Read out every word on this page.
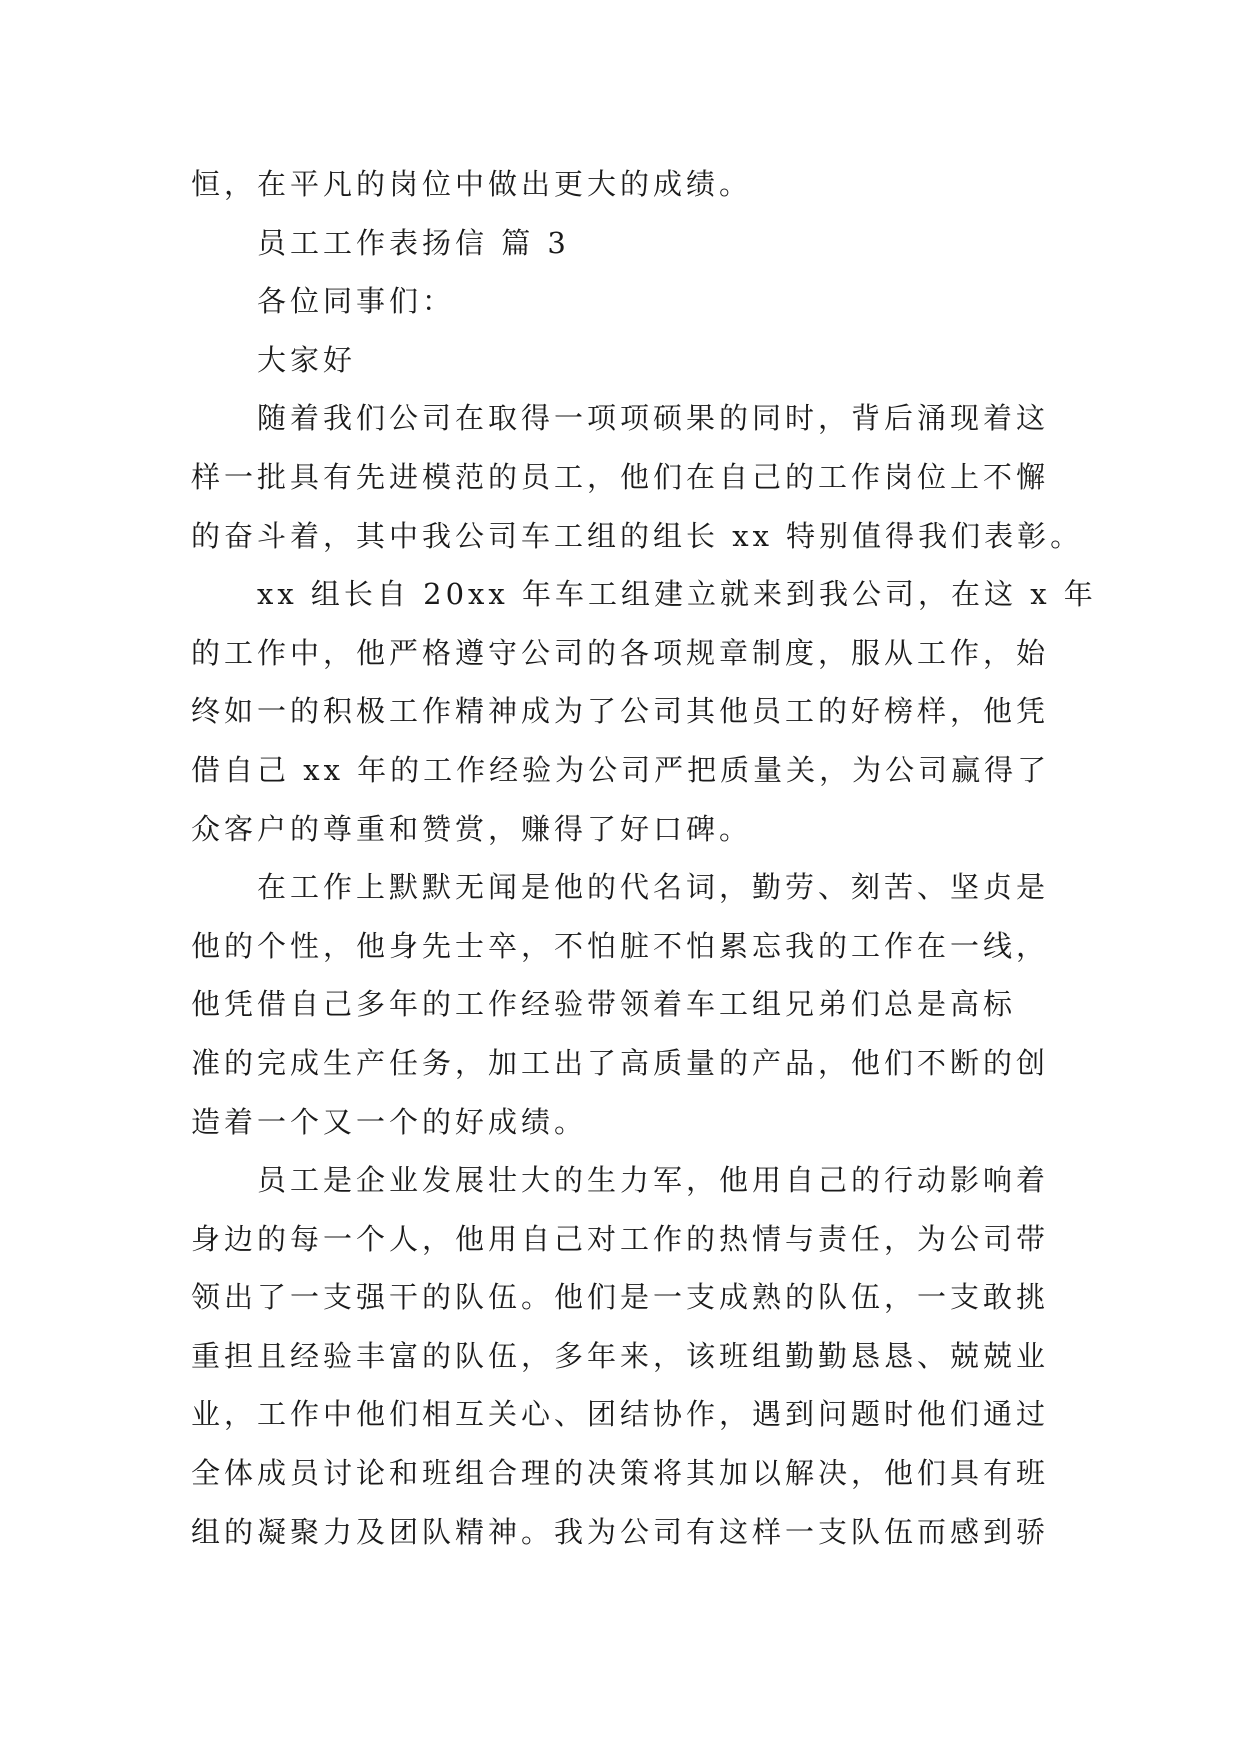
恒，在平凡的岗位中做出更大的成绩。
员工工作表扬信 篇 3
各位同事们：
大家好
随着我们公司在取得一项项硕果的同时，背后涌现着这
样一批具有先进模范的员工，他们在自己的工作岗位上不懈
的奋斗着，其中我公司车工组的组长 xx 特别值得我们表彰。
xx 组长自 20xx 年车工组建立就来到我公司，在这 x 年
的工作中，他严格遵守公司的各项规章制度，服从工作，始
终如一的积极工作精神成为了公司其他员工的好榜样，他凭
借自己 xx 年的工作经验为公司严把质量关，为公司赢得了
众客户的尊重和赞赏，赚得了好口碑。
在工作上默默无闻是他的代名词，勤劳、刻苦、坚贞是
他的个性，他身先士卒，不怕脏不怕累忘我的工作在一线，
他凭借自己多年的工作经验带领着车工组兄弟们总是高标
准的完成生产任务，加工出了高质量的产品，他们不断的创
造着一个又一个的好成绩。
员工是企业发展壮大的生力军，他用自己的行动影响着
身边的每一个人，他用自己对工作的热情与责任，为公司带
领出了一支强干的队伍。他们是一支成熟的队伍，一支敢挑
重担且经验丰富的队伍，多年来，该班组勤勤恳恳、兢兢业
业，工作中他们相互关心、团结协作，遇到问题时他们通过
全体成员讨论和班组合理的决策将其加以解决，他们具有班
组的凝聚力及团队精神。我为公司有这样一支队伍而感到骄
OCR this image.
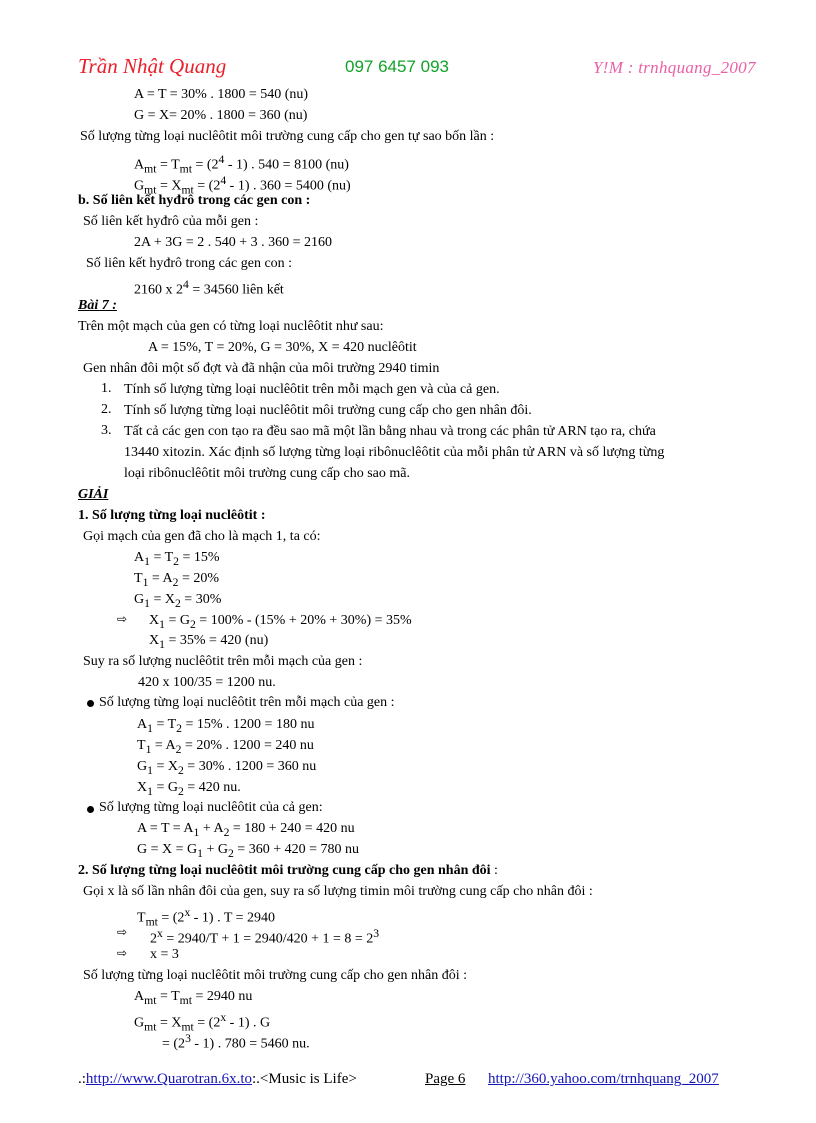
Trần Nhật Quang	097 6457 093	Y!M : trnhquang_2007
A = T = 30% . 1800 = 540 (nu)
G = X= 20% . 1800 = 360 (nu)
Số lượng từng loại nuclêôtit môi trường cung cấp cho gen tự sao bốn lần :
$A_{mt} = T_{mt} = (2^4 - 1)$ . 540 = 8100 (nu)
$G_{mt} = X_{mt} = (2^4 - 1)$ . 360 = 5400 (nu)
b. Số liên kết hyđrô trong các gen con :
Số liên kết hyđrô của mỗi gen :
2A + 3G = 2 . 540 + 3 . 360 = 2160
Số liên kết hyđrô trong các gen con :
2160 x $2^4 = 34560$ liên kết
Bài 7 :
Trên một mạch của gen có từng loại nuclêôtit như sau:
A = 15%, T = 20%, G = 30%, X = 420 nuclêôtit
Gen nhân đôi một số đợt và đã nhận của môi trường 2940 timin
1. Tính số lượng từng loại nuclêôtit trên mỗi mạch gen và của cả gen.
2. Tính số lượng từng loại nuclêôtit môi trường cung cấp cho gen nhân đôi.
3. Tất cả các gen con tạo ra đều sao mã một lần bằng nhau và trong các phân tử ARN tạo ra, chứa
13440 xitozin. Xác định số lượng từng loại ribônuclêôtit của mỗi phân tử ARN và số lượng từng
loại ribônuclêôtit môi trường cung cấp cho sao mã.
GIẢI
1. Số lượng từng loại nuclêôtit :
Gọi mạch của gen đã cho là mạch 1, ta có:
$A_1 = T_2 = 15\%$
$T_1 = A_2 = 20\%$
$G_1 = X_2 = 30\%$
⇨ $X_1 = G_2 = 100\% - (15\% + 20\% + 30\%) = 35\%$
$X_1 = 35\% = 420$ (nu)
Suy ra số lượng nuclêôtit trên mỗi mạch của gen :
420 x 100/35 = 1200 nu.
Số lượng từng loại nuclêôtit trên mỗi mạch của gen :
$A_1 = T_2 = 15\%$ . 1200 = 180 nu
$T_1 = A_2 = 20\%$ . 1200 = 240 nu
$G_1 = X_2 = 30\%$ . 1200 = 360 nu
$X_1 = G_2 = 420$ nu.
Số lượng từng loại nuclêôtit của cả gen:
$A = T = A_1 + A_2 = 180 + 240 = 420$ nu
$G = X = G_1 + G_2 = 360 + 420 = 780$ nu
2. Số lượng từng loại nuclêôtit môi trường cung cấp cho gen nhân đôi :
Gọi x là số lần nhân đôi của gen, suy ra số lượng timin môi trường cung cấp cho nhân đôi :
$T_{mt} = (2^x - 1)$ . T = 2940
⇨ $2^x = 2940/T + 1 = 2940/420 + 1 = 8 = 2^3$
⇨ x = 3
Số lượng từng loại nuclêôtit môi trường cung cấp cho gen nhân đôi :
$A_{mt} = T_{mt} = 2940$ nu
$G_{mt} = X_{mt} = (2^x - 1)$ . G
= $(2^3 - 1)$ . 780 = 5460 nu.
.:http://www.Quarotran.6x.to:.<Music is Life>	Page 6 http://360.yahoo.com/trnhquang_2007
··········
◆ **INSTRUCTIONS FOR THE TASK**:
Copy the whole listing above word for word but do not carry over the pictures.

◆ **THE SOLUTION**:
Read out every word on this page.
恒，在平凡的岗位中做出更大的成绩。
员工工作表扬信 篇 3
各位同事们：
大家好
随着我们公司在取得一项项硕果的同时，背后涌现着这
样一批具有先进模范的员工，他们在自己的工作岗位上不懈
的奋斗着，其中我公司车工组的组长 xx 特别值得我们表彰。
xx 组长自 20xx 年车工组建立就来到我公司，在这 x 年
的工作中，他严格遵守公司的各项规章制度，服从工作，始
终如一的积极工作精神成为了公司其他员工的好榜样，他凭
借自己 xx 年的工作经验为公司严把质量关，为公司赢得了
众客户的尊重和赞赏，赚得了好口碑。
在工作上默默无闻是他的代名词，勤劳、刻苦、坚贞是
他的个性，他身先士卒，不怕脏不怕累忘我的工作在一线，
他凭借自己多年的工作经验带领着车工组兄弟们总是高标
准的完成生产任务，加工出了高质量的产品，他们不断的创
造着一个又一个的好成绩。
员工是企业发展壮大的生力军，他用自己的行动影响着
身边的每一个人，他用自己对工作的热情与责任，为公司带
领出了一支强干的队伍。他们是一支成熟的队伍，一支敢挑
重担且经验丰富的队伍，多年来，该班组勤勤恳恳、兢兢业
业，工作中他们相互关心、团结协作，遇到问题时他们通过
全体成员讨论和班组合理的决策将其加以解决，他们具有班
组的凝聚力及团队精神。我为公司有这样一支队伍而感到骄
OCR this image.
Trần Nhật Quang	097 6457 093	Y!M : trnhquang_2007
A = T = 30% . 1800 = 540 (nu)
G = X= 20% . 1800 = 360 (nu)
Số lượng từng loại nuclêôtit môi trường cung cấp cho gen tự sao bốn lần :
$A_{mt} = T_{mt} = (2^4 - 1)$ . 540 = 8100 (nu)
$G_{mt} = X_{mt} = (2^4 - 1)$ . 360 = 5400 (nu)
b. Số liên kết hyđrô trong các gen con :
Số liên kết hyđrô của mỗi gen :
2A + 3G = 2 . 540 + 3 . 360 = 2160
Số liên kết hyđrô trong các gen con :
2160 x $2^4 = 34560$ liên kết
Bài 7 :
Trên một mạch của gen có từng loại nuclêôtit như sau:
A = 15%, T = 20%, G = 30%, X = 420 nuclêôtit
Gen nhân đôi một số đợt và đã nhận của môi trường 2940 timin
1. Tính số lượng từng loại nuclêôtit trên mỗi mạch gen và của cả gen.
2. Tính số lượng từng loại nuclêôtit môi trường cung cấp cho gen nhân đôi.
3. Tất cả các gen con tạo ra đều sao mã một lần bằng nhau và trong các phân tử ARN tạo ra, chứa
13440 xitozin. Xác định số lượng từng loại ribônuclêôtit của mỗi phân tử ARN và số lượng từng
loại ribônuclêôtit môi trường cung cấp cho sao mã.
GIẢI
1. Số lượng từng loại nuclêôtit :
Gọi mạch của gen đã cho là mạch 1, ta có:
$A_1 = T_2 = 15\%$
$T_1 = A_2 = 20\%$
$G_1 = X_2 = 30\%$
⇨ $X_1 = G_2 = 100\% - (15\% + 20\% + 30\%) = 35\%$
$X_1 = 35\% = 420$ (nu)
Suy ra số lượng nuclêôtit trên mỗi mạch của gen :
420 x 100/35 = 1200 nu.
Số lượng từng loại nuclêôtit trên mỗi mạch của gen :
$A_1 = T_2 = 15\%$ . 1200 = 180 nu
$T_1 = A_2 = 20\%$ . 1200 = 240 nu
$G_1 = X_2 = 30\%$ . 1200 = 360 nu
$X_1 = G_2 = 420$ nu.
Số lượng từng loại nuclêôtit của cả gen:
$A = T = A_1 + A_2 = 180 + 240 = 420$ nu
$G = X = G_1 + G_2 = 360 + 420 = 780$ nu
2. Số lượng từng loại nuclêôtit môi trường cung cấp cho gen nhân đôi :
Gọi x là số lần nhân đôi của gen, suy ra số lượng timin môi trường cung cấp cho nhân đôi :
$T_{mt} = (2^x - 1)$ . T = 2940
⇨ $2^x = 2940/T + 1 = 2940/420 + 1 = 8 = 2^3$
⇨ x = 3
Số lượng từng loại nuclêôtit môi trường cung cấp cho gen nhân đôi :
$A_{mt} = T_{mt} = 2940$ nu
$G_{mt} = X_{mt} = (2^x - 1)$ . G
= $(2^3 - 1)$ . 780 = 5460 nu.
.:http://www.Quarotran.6x.to:.<Music is Life>	Page 6 http://360.yahoo.com/trnhquang_2007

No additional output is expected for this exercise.